MATERIAL PROVIDED
+ + + + + + +

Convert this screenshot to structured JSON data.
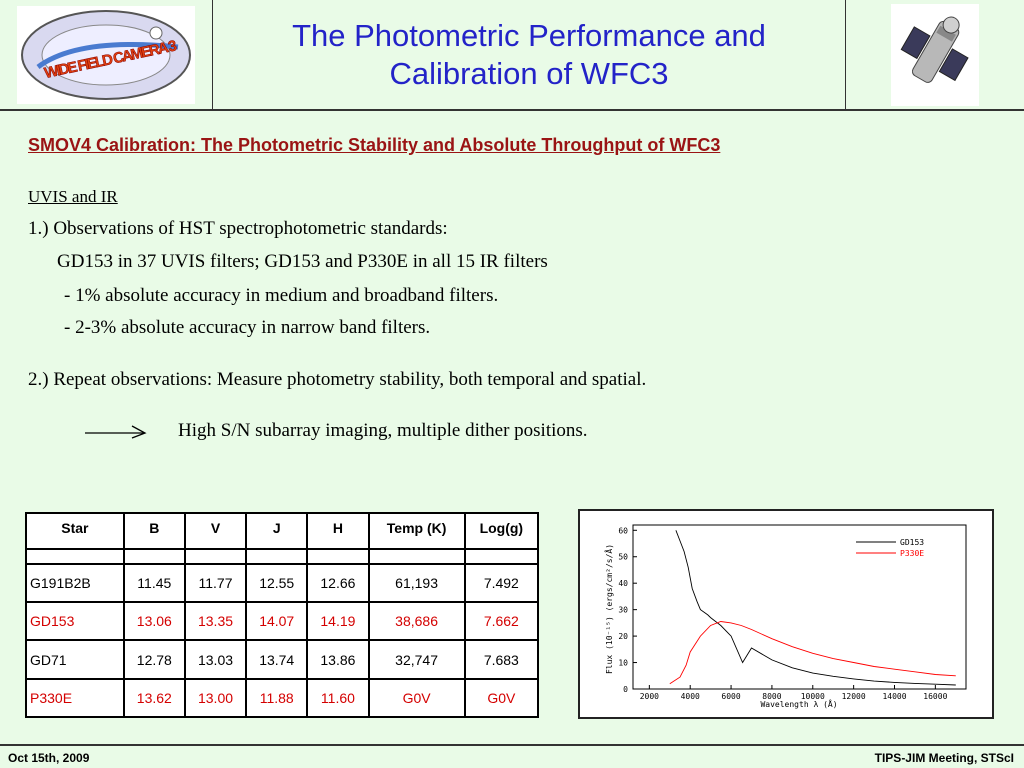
{
  "header": {
    "title_line1": "The Photometric Performance and",
    "title_line2": "Calibration of WFC3",
    "logo_text": "WIDE FIELD CAMERA 3"
  },
  "subtitle": "SMOV4 Calibration: The Photometric Stability and Absolute Throughput of WFC3",
  "body": {
    "uvis_ir": "UVIS and IR",
    "line1": "1.) Observations of HST spectrophotometric standards:",
    "line2": "GD153 in 37 UVIS filters; GD153 and P330E in all 15 IR filters",
    "line3": "- 1% absolute accuracy in medium and broadband filters.",
    "line4": "- 2-3% absolute accuracy in narrow band filters.",
    "line5": "2.) Repeat observations: Measure photometry stability, both temporal and spatial.",
    "line6": "High S/N subarray imaging, multiple dither positions."
  },
  "table": {
    "headers": [
      "Star",
      "B",
      "V",
      "J",
      "H",
      "Temp (K)",
      "Log(g)"
    ],
    "rows": [
      [
        "G191B2B",
        "11.45",
        "11.77",
        "12.55",
        "12.66",
        "61,193",
        "7.492"
      ],
      [
        "GD153",
        "13.06",
        "13.35",
        "14.07",
        "14.19",
        "38,686",
        "7.662"
      ],
      [
        "GD71",
        "12.78",
        "13.03",
        "13.74",
        "13.86",
        "32,747",
        "7.683"
      ],
      [
        "P330E",
        "13.62",
        "13.00",
        "11.88",
        "11.60",
        "G0V",
        "G0V"
      ]
    ]
  },
  "chart_data": {
    "type": "line",
    "xlabel": "Wavelength λ (Å)",
    "ylabel": "Flux (10⁻¹⁵) (ergs/cm²/s/Å)",
    "xlim": [
      1200,
      17500
    ],
    "ylim": [
      0,
      62
    ],
    "xticks": [
      2000,
      4000,
      6000,
      8000,
      10000,
      12000,
      14000,
      16000
    ],
    "yticks": [
      0,
      10,
      20,
      30,
      40,
      50,
      60
    ],
    "legend_position": "top-right",
    "series": [
      {
        "name": "GD153",
        "color": "#000000",
        "x": [
          3300,
          3500,
          3700,
          3900,
          4100,
          4340,
          4500,
          4861,
          5000,
          5500,
          6000,
          6563,
          7000,
          8000,
          9000,
          10000,
          11000,
          12000,
          13000,
          14000,
          15000,
          16000,
          17000
        ],
        "y": [
          60,
          56,
          52,
          46,
          38,
          33,
          30,
          28,
          27,
          24,
          20,
          10,
          15.5,
          11,
          8,
          6,
          4.8,
          3.8,
          3.0,
          2.5,
          2.1,
          1.8,
          1.5
        ]
      },
      {
        "name": "P330E",
        "color": "#ff0000",
        "x": [
          3000,
          3500,
          3800,
          4000,
          4500,
          5000,
          5500,
          6000,
          6500,
          7000,
          8000,
          9000,
          10000,
          11000,
          12000,
          13000,
          14000,
          15000,
          16000,
          17000
        ],
        "y": [
          2,
          4.5,
          9,
          14,
          20,
          24,
          25.5,
          25,
          24,
          22.5,
          19,
          16,
          13.5,
          11.5,
          10,
          8.5,
          7.5,
          6.5,
          5.5,
          5
        ]
      }
    ]
  },
  "footer": {
    "left": "Oct 15th, 2009",
    "right": "TIPS-JIM Meeting, STScI"
  }
}
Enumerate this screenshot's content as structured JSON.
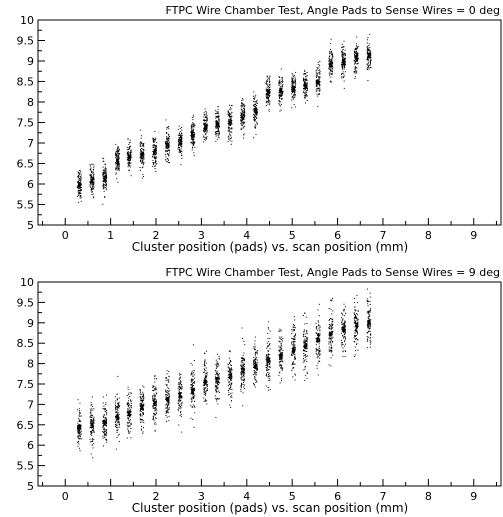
{
  "chart_data": [
    {
      "type": "scatter",
      "title": "FTPC Wire Chamber Test, Angle Pads to Sense Wires = 0 deg",
      "xlabel": "Cluster position (pads) vs. scan position (mm)",
      "ylabel": "",
      "xlim": [
        -0.6,
        9.6
      ],
      "ylim": [
        5,
        10
      ],
      "xticks": [
        0,
        1,
        2,
        3,
        4,
        5,
        6,
        7,
        8,
        9
      ],
      "yticks": [
        5,
        5.5,
        6,
        6.5,
        7,
        7.5,
        8,
        8.5,
        9,
        9.5,
        10
      ],
      "grid": false,
      "columns": [
        {
          "x": 0.3,
          "y": 6.0,
          "spread": 0.55
        },
        {
          "x": 0.58,
          "y": 6.1,
          "spread": 0.55
        },
        {
          "x": 0.86,
          "y": 6.15,
          "spread": 0.55
        },
        {
          "x": 1.14,
          "y": 6.58,
          "spread": 0.55
        },
        {
          "x": 1.4,
          "y": 6.68,
          "spread": 0.55
        },
        {
          "x": 1.68,
          "y": 6.72,
          "spread": 0.6
        },
        {
          "x": 1.96,
          "y": 6.8,
          "spread": 0.6
        },
        {
          "x": 2.24,
          "y": 6.95,
          "spread": 0.6
        },
        {
          "x": 2.52,
          "y": 7.05,
          "spread": 0.6
        },
        {
          "x": 2.8,
          "y": 7.22,
          "spread": 0.6
        },
        {
          "x": 3.08,
          "y": 7.4,
          "spread": 0.6
        },
        {
          "x": 3.34,
          "y": 7.45,
          "spread": 0.6
        },
        {
          "x": 3.62,
          "y": 7.5,
          "spread": 0.6
        },
        {
          "x": 3.9,
          "y": 7.65,
          "spread": 0.6
        },
        {
          "x": 4.18,
          "y": 7.8,
          "spread": 0.6
        },
        {
          "x": 4.46,
          "y": 8.25,
          "spread": 0.6
        },
        {
          "x": 4.74,
          "y": 8.28,
          "spread": 0.6
        },
        {
          "x": 5.02,
          "y": 8.35,
          "spread": 0.6
        },
        {
          "x": 5.28,
          "y": 8.4,
          "spread": 0.6
        },
        {
          "x": 5.56,
          "y": 8.5,
          "spread": 0.6
        },
        {
          "x": 5.84,
          "y": 8.92,
          "spread": 0.6
        },
        {
          "x": 6.12,
          "y": 9.0,
          "spread": 0.6
        },
        {
          "x": 6.4,
          "y": 9.1,
          "spread": 0.6
        },
        {
          "x": 6.68,
          "y": 9.15,
          "spread": 0.55
        }
      ]
    },
    {
      "type": "scatter",
      "title": "FTPC Wire Chamber Test, Angle Pads to Sense Wires = 9 deg",
      "xlabel": "Cluster position (pads) vs. scan position (mm)",
      "ylabel": "",
      "xlim": [
        -0.6,
        9.6
      ],
      "ylim": [
        5,
        10
      ],
      "xticks": [
        0,
        1,
        2,
        3,
        4,
        5,
        6,
        7,
        8,
        9
      ],
      "yticks": [
        5,
        5.5,
        6,
        6.5,
        7,
        7.5,
        8,
        8.5,
        9,
        9.5,
        10
      ],
      "grid": false,
      "columns": [
        {
          "x": 0.3,
          "y": 6.45,
          "spread": 0.75
        },
        {
          "x": 0.58,
          "y": 6.5,
          "spread": 0.8
        },
        {
          "x": 0.86,
          "y": 6.55,
          "spread": 0.8
        },
        {
          "x": 1.14,
          "y": 6.7,
          "spread": 0.85
        },
        {
          "x": 1.4,
          "y": 6.8,
          "spread": 0.85
        },
        {
          "x": 1.68,
          "y": 6.95,
          "spread": 0.85
        },
        {
          "x": 1.96,
          "y": 7.05,
          "spread": 0.85
        },
        {
          "x": 2.24,
          "y": 7.15,
          "spread": 0.9
        },
        {
          "x": 2.52,
          "y": 7.25,
          "spread": 0.9
        },
        {
          "x": 2.8,
          "y": 7.35,
          "spread": 0.9
        },
        {
          "x": 3.08,
          "y": 7.55,
          "spread": 0.9
        },
        {
          "x": 3.34,
          "y": 7.62,
          "spread": 0.9
        },
        {
          "x": 3.62,
          "y": 7.7,
          "spread": 0.9
        },
        {
          "x": 3.9,
          "y": 7.85,
          "spread": 0.95
        },
        {
          "x": 4.18,
          "y": 7.95,
          "spread": 0.95
        },
        {
          "x": 4.46,
          "y": 8.1,
          "spread": 0.95
        },
        {
          "x": 4.74,
          "y": 8.2,
          "spread": 0.95
        },
        {
          "x": 5.02,
          "y": 8.35,
          "spread": 0.95
        },
        {
          "x": 5.28,
          "y": 8.45,
          "spread": 0.95
        },
        {
          "x": 5.56,
          "y": 8.6,
          "spread": 0.95
        },
        {
          "x": 5.84,
          "y": 8.75,
          "spread": 0.95
        },
        {
          "x": 6.12,
          "y": 8.85,
          "spread": 0.95
        },
        {
          "x": 6.4,
          "y": 8.95,
          "spread": 0.9
        },
        {
          "x": 6.68,
          "y": 9.05,
          "spread": 0.85
        }
      ]
    }
  ]
}
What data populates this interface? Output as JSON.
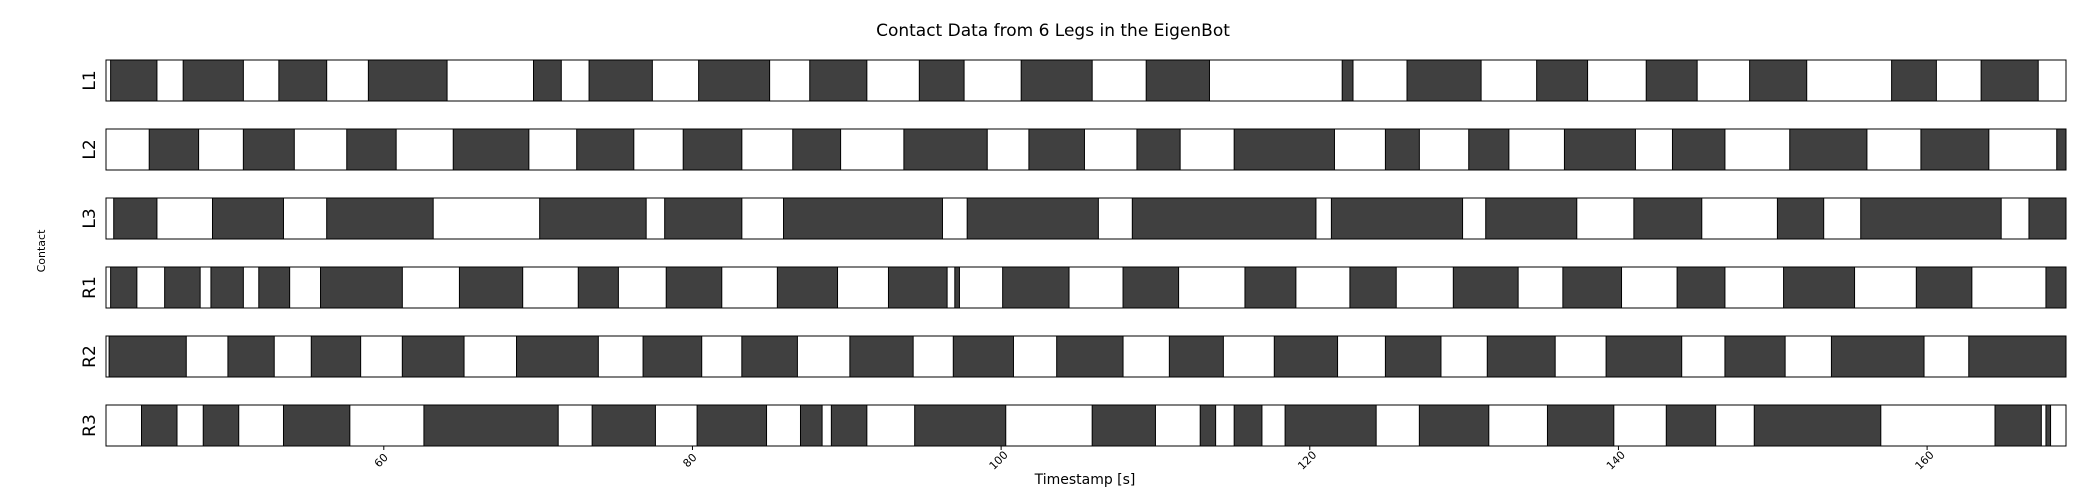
{
  "chart_data": {
    "type": "contact-timeline",
    "title": "Contact Data from 6 Legs in the EigenBot",
    "xlabel": "Timestamp [s]",
    "ylabel": "Contact",
    "xlim": [
      42,
      169
    ],
    "xticks": [
      60,
      80,
      100,
      120,
      140,
      160
    ],
    "state_colors": {
      "contact": "#404040",
      "no_contact": "#ffffff"
    },
    "rows": [
      {
        "label": "L1",
        "contact_intervals": [
          [
            42.3,
            45.3
          ],
          [
            47.0,
            50.9
          ],
          [
            53.2,
            56.3
          ],
          [
            59.0,
            64.1
          ],
          [
            69.7,
            71.5
          ],
          [
            73.3,
            77.4
          ],
          [
            80.4,
            85.0
          ],
          [
            87.6,
            91.3
          ],
          [
            94.7,
            97.6
          ],
          [
            101.3,
            105.9
          ],
          [
            109.4,
            113.5
          ],
          [
            122.1,
            122.8
          ],
          [
            126.3,
            131.1
          ],
          [
            134.7,
            138.0
          ],
          [
            141.8,
            145.1
          ],
          [
            148.5,
            152.2
          ],
          [
            157.7,
            160.6
          ],
          [
            163.5,
            167.2
          ]
        ]
      },
      {
        "label": "L2",
        "contact_intervals": [
          [
            44.8,
            48.0
          ],
          [
            50.9,
            54.2
          ],
          [
            57.6,
            60.8
          ],
          [
            64.5,
            69.4
          ],
          [
            72.5,
            76.2
          ],
          [
            79.4,
            83.2
          ],
          [
            86.5,
            89.6
          ],
          [
            93.7,
            99.1
          ],
          [
            101.8,
            105.4
          ],
          [
            108.8,
            111.6
          ],
          [
            115.1,
            121.6
          ],
          [
            124.9,
            127.1
          ],
          [
            130.3,
            132.9
          ],
          [
            136.5,
            141.1
          ],
          [
            143.5,
            146.9
          ],
          [
            151.1,
            156.1
          ],
          [
            159.6,
            164.0
          ],
          [
            168.4,
            169.0
          ]
        ]
      },
      {
        "label": "L3",
        "contact_intervals": [
          [
            42.5,
            45.3
          ],
          [
            48.9,
            53.5
          ],
          [
            56.3,
            63.2
          ],
          [
            70.1,
            77.0
          ],
          [
            78.2,
            83.2
          ],
          [
            85.9,
            96.2
          ],
          [
            97.8,
            106.3
          ],
          [
            108.5,
            120.4
          ],
          [
            121.4,
            129.9
          ],
          [
            131.4,
            137.3
          ],
          [
            141.0,
            145.4
          ],
          [
            150.3,
            153.3
          ],
          [
            155.7,
            164.8
          ],
          [
            166.6,
            169.0
          ]
        ]
      },
      {
        "label": "R1",
        "contact_intervals": [
          [
            42.3,
            44.0
          ],
          [
            45.8,
            48.1
          ],
          [
            48.8,
            50.9
          ],
          [
            51.9,
            53.9
          ],
          [
            55.9,
            61.2
          ],
          [
            64.9,
            69.0
          ],
          [
            72.6,
            75.2
          ],
          [
            78.3,
            81.9
          ],
          [
            85.5,
            89.4
          ],
          [
            92.7,
            96.5
          ],
          [
            97.0,
            97.3
          ],
          [
            100.1,
            104.4
          ],
          [
            107.9,
            111.5
          ],
          [
            115.8,
            119.1
          ],
          [
            122.6,
            125.6
          ],
          [
            129.3,
            133.5
          ],
          [
            136.4,
            140.2
          ],
          [
            143.8,
            146.9
          ],
          [
            150.7,
            155.3
          ],
          [
            159.3,
            162.9
          ],
          [
            167.7,
            169.0
          ]
        ]
      },
      {
        "label": "R2",
        "contact_intervals": [
          [
            42.2,
            47.2
          ],
          [
            49.9,
            52.9
          ],
          [
            55.3,
            58.5
          ],
          [
            61.2,
            65.2
          ],
          [
            68.6,
            73.9
          ],
          [
            76.8,
            80.6
          ],
          [
            83.2,
            86.8
          ],
          [
            90.2,
            94.3
          ],
          [
            96.9,
            100.8
          ],
          [
            103.6,
            107.9
          ],
          [
            110.9,
            114.4
          ],
          [
            117.7,
            121.8
          ],
          [
            124.9,
            128.5
          ],
          [
            131.5,
            135.9
          ],
          [
            139.2,
            144.1
          ],
          [
            146.9,
            150.8
          ],
          [
            153.8,
            159.8
          ],
          [
            162.7,
            169.0
          ]
        ]
      },
      {
        "label": "R3",
        "contact_intervals": [
          [
            44.3,
            46.6
          ],
          [
            48.3,
            50.6
          ],
          [
            53.5,
            57.8
          ],
          [
            62.6,
            71.3
          ],
          [
            73.5,
            77.6
          ],
          [
            80.3,
            84.8
          ],
          [
            87.0,
            88.4
          ],
          [
            89.0,
            91.3
          ],
          [
            94.4,
            100.3
          ],
          [
            105.9,
            110.0
          ],
          [
            112.9,
            113.9
          ],
          [
            115.1,
            116.9
          ],
          [
            118.4,
            124.3
          ],
          [
            127.1,
            131.6
          ],
          [
            135.4,
            139.7
          ],
          [
            143.1,
            146.3
          ],
          [
            148.8,
            157.0
          ],
          [
            164.4,
            167.4
          ],
          [
            167.7,
            168.0
          ]
        ]
      }
    ]
  }
}
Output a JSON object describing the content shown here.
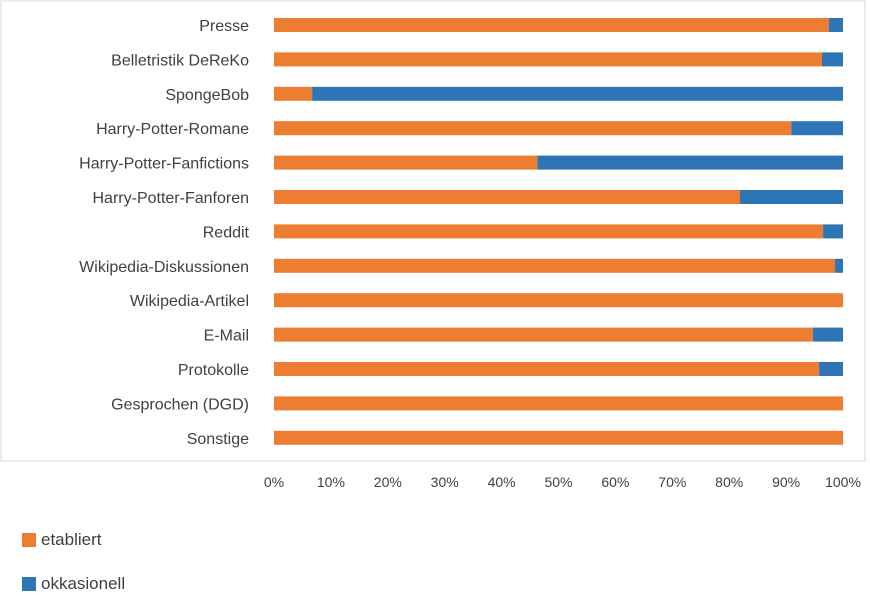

+ + + + + + +

GIVEN REQUEST
Pull every line containing "JSON" from the data.

SOLUTION
Convert this screenshot to structured JSON data.
Enumerate this screenshot's content as structured JSON.
What data populates this interface? Output as JSON.
Output a JSON object describing the content shown here.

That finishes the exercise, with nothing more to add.